(Written exercise) Here are records with pictures in them. Copy all of them exactly and leave the pictures out.

(Material for the task)

━━━━━━━━━━━━━━━━━━━━

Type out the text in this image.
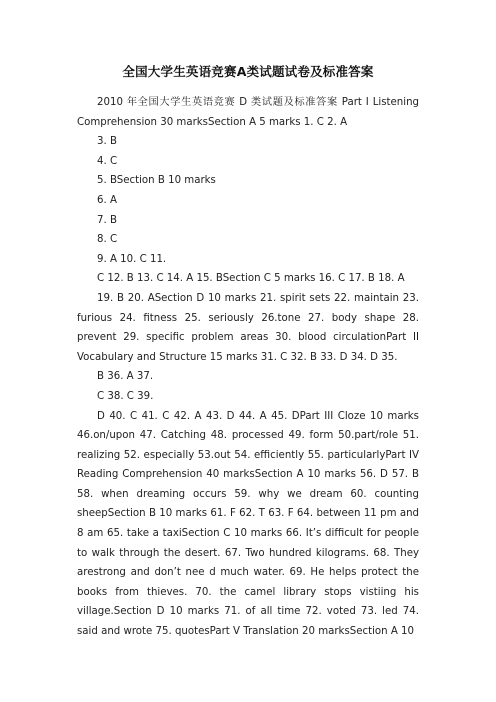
全国大学生英语竞赛A类试题试卷及标准答案

2010 年全国大学生英语竞赛 D 类试题及标准答案 Part I Listening Comprehension 30 marksSection A 5 marks 1. C 2. A

3. B

4. C

5. BSection B 10 marks

6. A

7. B

8. C

9. A 10. C 11.

C 12. B 13. C 14. A 15. BSection C 5 marks 16. C 17. B 18. A

19. B 20. ASection D 10 marks 21. spirit sets 22. maintain 23. furious 24. fitness 25. seriously 26.tone 27. body shape 28. prevent 29. specific problem areas 30. blood circulationPart II Vocabulary and Structure 15 marks 31. C 32. B 33. D 34. D 35.

B 36. A 37.

C 38. C 39.

D 40. C 41. C 42. A 43. D 44. A 45. DPart III Cloze 10 marks 46.on/upon 47. Catching 48. processed 49. form 50.part/role 51. realizing 52. especially 53.out 54. efficiently 55. particularlyPart IV Reading Comprehension 40 marksSection A 10 marks 56. D 57. B 58. when dreaming occurs 59. why we dream 60. counting sheepSection B 10 marks 61. F 62. T 63. F 64. between 11 pm and 8 am 65. take a taxiSection C 10 marks 66. It’s difficult for people to walk through the desert. 67. Two hundred kilograms. 68. They arestrong and don’t nee d much water. 69. He helps protect the books from thieves. 70. the camel library stops vistiing his village.Section D 10 marks 71. of all time 72. voted 73. led 74. said and wrote 75. quotesPart V Translation 20 marksSection A 10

━━━━━━━━━━━━━━━━━━━━

(Full response)
Type out the text in this image.
全国大学生英语竞赛A类试题试卷及标准答案

2010 年全国大学生英语竞赛 D 类试题及标准答案 Part I Listening Comprehension 30 marksSection A 5 marks 1. C 2. A

3. B

4. C

5. BSection B 10 marks

6. A

7. B

8. C

9. A 10. C 11.

C 12. B 13. C 14. A 15. BSection C 5 marks 16. C 17. B 18. A

19. B 20. ASection D 10 marks 21. spirit sets 22. maintain 23. furious 24. fitness 25. seriously 26.tone 27. body shape 28. prevent 29. specific problem areas 30. blood circulationPart II Vocabulary and Structure 15 marks 31. C 32. B 33. D 34. D 35.

B 36. A 37.

C 38. C 39.

D 40. C 41. C 42. A 43. D 44. A 45. DPart III Cloze 10 marks 46.on/upon 47. Catching 48. processed 49. form 50.part/role 51. realizing 52. especially 53.out 54. efficiently 55. particularlyPart IV Reading Comprehension 40 marksSection A 10 marks 56. D 57. B 58. when dreaming occurs 59. why we dream 60. counting sheepSection B 10 marks 61. F 62. T 63. F 64. between 11 pm and 8 am 65. take a taxiSection C 10 marks 66. It’s difficult for people to walk through the desert. 67. Two hundred kilograms. 68. They arestrong and don’t nee d much water. 69. He helps protect the books from thieves. 70. the camel library stops vistiing his village.Section D 10 marks 71. of all time 72. voted 73. led 74. said and wrote 75. quotesPart V Translation 20 marksSection A 10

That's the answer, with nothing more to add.